Aim =>
Write the data out again in full, with no departure from the original.

Dataset rows =>
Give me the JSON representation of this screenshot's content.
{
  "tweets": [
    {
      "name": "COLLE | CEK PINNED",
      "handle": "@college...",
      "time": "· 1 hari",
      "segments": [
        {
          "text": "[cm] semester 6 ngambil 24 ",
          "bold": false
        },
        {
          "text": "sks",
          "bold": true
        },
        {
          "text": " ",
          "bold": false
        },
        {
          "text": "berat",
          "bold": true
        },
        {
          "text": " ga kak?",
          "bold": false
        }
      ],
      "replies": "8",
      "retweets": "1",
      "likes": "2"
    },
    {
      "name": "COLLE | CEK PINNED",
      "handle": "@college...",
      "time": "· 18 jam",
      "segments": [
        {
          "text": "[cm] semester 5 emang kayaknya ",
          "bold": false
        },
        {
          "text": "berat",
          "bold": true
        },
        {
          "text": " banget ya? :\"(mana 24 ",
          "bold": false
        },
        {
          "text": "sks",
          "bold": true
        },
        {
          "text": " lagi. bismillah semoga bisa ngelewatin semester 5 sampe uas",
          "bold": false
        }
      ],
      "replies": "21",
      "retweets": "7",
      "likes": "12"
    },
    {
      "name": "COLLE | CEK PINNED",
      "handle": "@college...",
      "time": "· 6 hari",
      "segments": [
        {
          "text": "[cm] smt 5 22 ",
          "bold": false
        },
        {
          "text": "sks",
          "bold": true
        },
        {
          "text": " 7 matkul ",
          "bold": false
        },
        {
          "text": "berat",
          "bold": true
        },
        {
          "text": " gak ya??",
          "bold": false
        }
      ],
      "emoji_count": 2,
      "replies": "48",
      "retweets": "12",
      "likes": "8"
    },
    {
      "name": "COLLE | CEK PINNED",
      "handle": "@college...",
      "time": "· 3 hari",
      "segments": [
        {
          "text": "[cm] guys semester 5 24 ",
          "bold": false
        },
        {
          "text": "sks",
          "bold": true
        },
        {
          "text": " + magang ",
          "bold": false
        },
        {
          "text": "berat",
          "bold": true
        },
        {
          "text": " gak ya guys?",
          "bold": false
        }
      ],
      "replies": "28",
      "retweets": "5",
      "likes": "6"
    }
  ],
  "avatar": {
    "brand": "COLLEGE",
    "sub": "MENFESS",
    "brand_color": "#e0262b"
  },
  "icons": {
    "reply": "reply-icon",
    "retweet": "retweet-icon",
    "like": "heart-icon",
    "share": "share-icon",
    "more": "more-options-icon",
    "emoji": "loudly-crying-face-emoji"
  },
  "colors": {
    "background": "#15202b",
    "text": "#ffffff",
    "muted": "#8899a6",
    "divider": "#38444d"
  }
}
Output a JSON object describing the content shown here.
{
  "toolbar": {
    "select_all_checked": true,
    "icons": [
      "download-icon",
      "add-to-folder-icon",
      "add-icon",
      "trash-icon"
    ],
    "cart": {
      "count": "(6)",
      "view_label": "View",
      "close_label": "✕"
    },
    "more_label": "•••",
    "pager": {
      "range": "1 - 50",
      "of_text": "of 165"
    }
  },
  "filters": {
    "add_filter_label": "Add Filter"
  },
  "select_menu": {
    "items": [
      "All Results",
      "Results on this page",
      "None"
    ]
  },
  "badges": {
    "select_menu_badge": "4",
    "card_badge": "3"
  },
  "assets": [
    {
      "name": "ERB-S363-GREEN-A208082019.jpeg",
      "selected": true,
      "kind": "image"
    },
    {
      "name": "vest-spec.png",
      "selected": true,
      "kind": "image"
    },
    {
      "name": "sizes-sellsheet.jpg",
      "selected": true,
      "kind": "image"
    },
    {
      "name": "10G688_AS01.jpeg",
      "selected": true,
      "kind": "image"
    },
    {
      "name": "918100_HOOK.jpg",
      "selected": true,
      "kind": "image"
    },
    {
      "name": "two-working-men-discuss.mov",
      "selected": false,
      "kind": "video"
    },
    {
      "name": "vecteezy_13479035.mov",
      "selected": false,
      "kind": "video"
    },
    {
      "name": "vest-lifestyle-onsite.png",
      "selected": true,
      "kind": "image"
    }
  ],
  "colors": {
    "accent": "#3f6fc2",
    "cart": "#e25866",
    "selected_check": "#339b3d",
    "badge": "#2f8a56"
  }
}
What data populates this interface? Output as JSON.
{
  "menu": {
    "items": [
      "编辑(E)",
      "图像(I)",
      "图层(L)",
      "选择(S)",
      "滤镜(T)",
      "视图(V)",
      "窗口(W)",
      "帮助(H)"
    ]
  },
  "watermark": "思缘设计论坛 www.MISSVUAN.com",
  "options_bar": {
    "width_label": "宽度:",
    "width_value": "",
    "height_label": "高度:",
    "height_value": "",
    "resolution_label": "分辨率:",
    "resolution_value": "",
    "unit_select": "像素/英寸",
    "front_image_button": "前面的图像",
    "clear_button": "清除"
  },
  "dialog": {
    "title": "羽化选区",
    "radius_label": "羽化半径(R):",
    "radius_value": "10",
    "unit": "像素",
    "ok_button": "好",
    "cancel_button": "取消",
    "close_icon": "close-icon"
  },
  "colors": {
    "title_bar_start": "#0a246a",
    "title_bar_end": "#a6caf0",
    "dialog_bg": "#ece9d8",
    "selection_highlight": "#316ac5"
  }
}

Response for this exercise =>
Give me the JSON representation of this screenshot's content.
{
  "tweets": [
    {
      "name": "COLLE | CEK PINNED",
      "handle": "@college...",
      "time": "· 1 hari",
      "segments": [
        {
          "text": "[cm] semester 6 ngambil 24 ",
          "bold": false
        },
        {
          "text": "sks",
          "bold": true
        },
        {
          "text": " ",
          "bold": false
        },
        {
          "text": "berat",
          "bold": true
        },
        {
          "text": " ga kak?",
          "bold": false
        }
      ],
      "replies": "8",
      "retweets": "1",
      "likes": "2"
    },
    {
      "name": "COLLE | CEK PINNED",
      "handle": "@college...",
      "time": "· 18 jam",
      "segments": [
        {
          "text": "[cm] semester 5 emang kayaknya ",
          "bold": false
        },
        {
          "text": "berat",
          "bold": true
        },
        {
          "text": " banget ya? :\"(mana 24 ",
          "bold": false
        },
        {
          "text": "sks",
          "bold": true
        },
        {
          "text": " lagi. bismillah semoga bisa ngelewatin semester 5 sampe uas",
          "bold": false
        }
      ],
      "replies": "21",
      "retweets": "7",
      "likes": "12"
    },
    {
      "name": "COLLE | CEK PINNED",
      "handle": "@college...",
      "time": "· 6 hari",
      "segments": [
        {
          "text": "[cm] smt 5 22 ",
          "bold": false
        },
        {
          "text": "sks",
          "bold": true
        },
        {
          "text": " 7 matkul ",
          "bold": false
        },
        {
          "text": "berat",
          "bold": true
        },
        {
          "text": " gak ya??",
          "bold": false
        }
      ],
      "emoji_count": 2,
      "replies": "48",
      "retweets": "12",
      "likes": "8"
    },
    {
      "name": "COLLE | CEK PINNED",
      "handle": "@college...",
      "time": "· 3 hari",
      "segments": [
        {
          "text": "[cm] guys semester 5 24 ",
          "bold": false
        },
        {
          "text": "sks",
          "bold": true
        },
        {
          "text": " + magang ",
          "bold": false
        },
        {
          "text": "berat",
          "bold": true
        },
        {
          "text": " gak ya guys?",
          "bold": false
        }
      ],
      "replies": "28",
      "retweets": "5",
      "likes": "6"
    }
  ],
  "avatar": {
    "brand": "COLLEGE",
    "sub": "MENFESS",
    "brand_color": "#e0262b"
  },
  "icons": {
    "reply": "reply-icon",
    "retweet": "retweet-icon",
    "like": "heart-icon",
    "share": "share-icon",
    "more": "more-options-icon",
    "emoji": "loudly-crying-face-emoji"
  },
  "colors": {
    "background": "#15202b",
    "text": "#ffffff",
    "muted": "#8899a6",
    "divider": "#38444d"
  }
}
Output a JSON object describing the content shown here.
{
  "toolbar": {
    "select_all_checked": true,
    "icons": [
      "download-icon",
      "add-to-folder-icon",
      "add-icon",
      "trash-icon"
    ],
    "cart": {
      "count": "(6)",
      "view_label": "View",
      "close_label": "✕"
    },
    "more_label": "•••",
    "pager": {
      "range": "1 - 50",
      "of_text": "of 165"
    }
  },
  "filters": {
    "add_filter_label": "Add Filter"
  },
  "select_menu": {
    "items": [
      "All Results",
      "Results on this page",
      "None"
    ]
  },
  "badges": {
    "select_menu_badge": "4",
    "card_badge": "3"
  },
  "assets": [
    {
      "name": "ERB-S363-GREEN-A208082019.jpeg",
      "selected": true,
      "kind": "image"
    },
    {
      "name": "vest-spec.png",
      "selected": true,
      "kind": "image"
    },
    {
      "name": "sizes-sellsheet.jpg",
      "selected": true,
      "kind": "image"
    },
    {
      "name": "10G688_AS01.jpeg",
      "selected": true,
      "kind": "image"
    },
    {
      "name": "918100_HOOK.jpg",
      "selected": true,
      "kind": "image"
    },
    {
      "name": "two-working-men-discuss.mov",
      "selected": false,
      "kind": "video"
    },
    {
      "name": "vecteezy_13479035.mov",
      "selected": false,
      "kind": "video"
    },
    {
      "name": "vest-lifestyle-onsite.png",
      "selected": true,
      "kind": "image"
    }
  ],
  "colors": {
    "accent": "#3f6fc2",
    "cart": "#e25866",
    "selected_check": "#339b3d",
    "badge": "#2f8a56"
  }
}
What data populates this interface? Output as JSON.
{
  "menu": {
    "items": [
      "编辑(E)",
      "图像(I)",
      "图层(L)",
      "选择(S)",
      "滤镜(T)",
      "视图(V)",
      "窗口(W)",
      "帮助(H)"
    ]
  },
  "watermark": "思缘设计论坛 www.MISSVUAN.com",
  "options_bar": {
    "width_label": "宽度:",
    "width_value": "",
    "height_label": "高度:",
    "height_value": "",
    "resolution_label": "分辨率:",
    "resolution_value": "",
    "unit_select": "像素/英寸",
    "front_image_button": "前面的图像",
    "clear_button": "清除"
  },
  "dialog": {
    "title": "羽化选区",
    "radius_label": "羽化半径(R):",
    "radius_value": "10",
    "unit": "像素",
    "ok_button": "好",
    "cancel_button": "取消",
    "close_icon": "close-icon"
  },
  "colors": {
    "title_bar_start": "#0a246a",
    "title_bar_end": "#a6caf0",
    "dialog_bg": "#ece9d8",
    "selection_highlight": "#316ac5"
  }
}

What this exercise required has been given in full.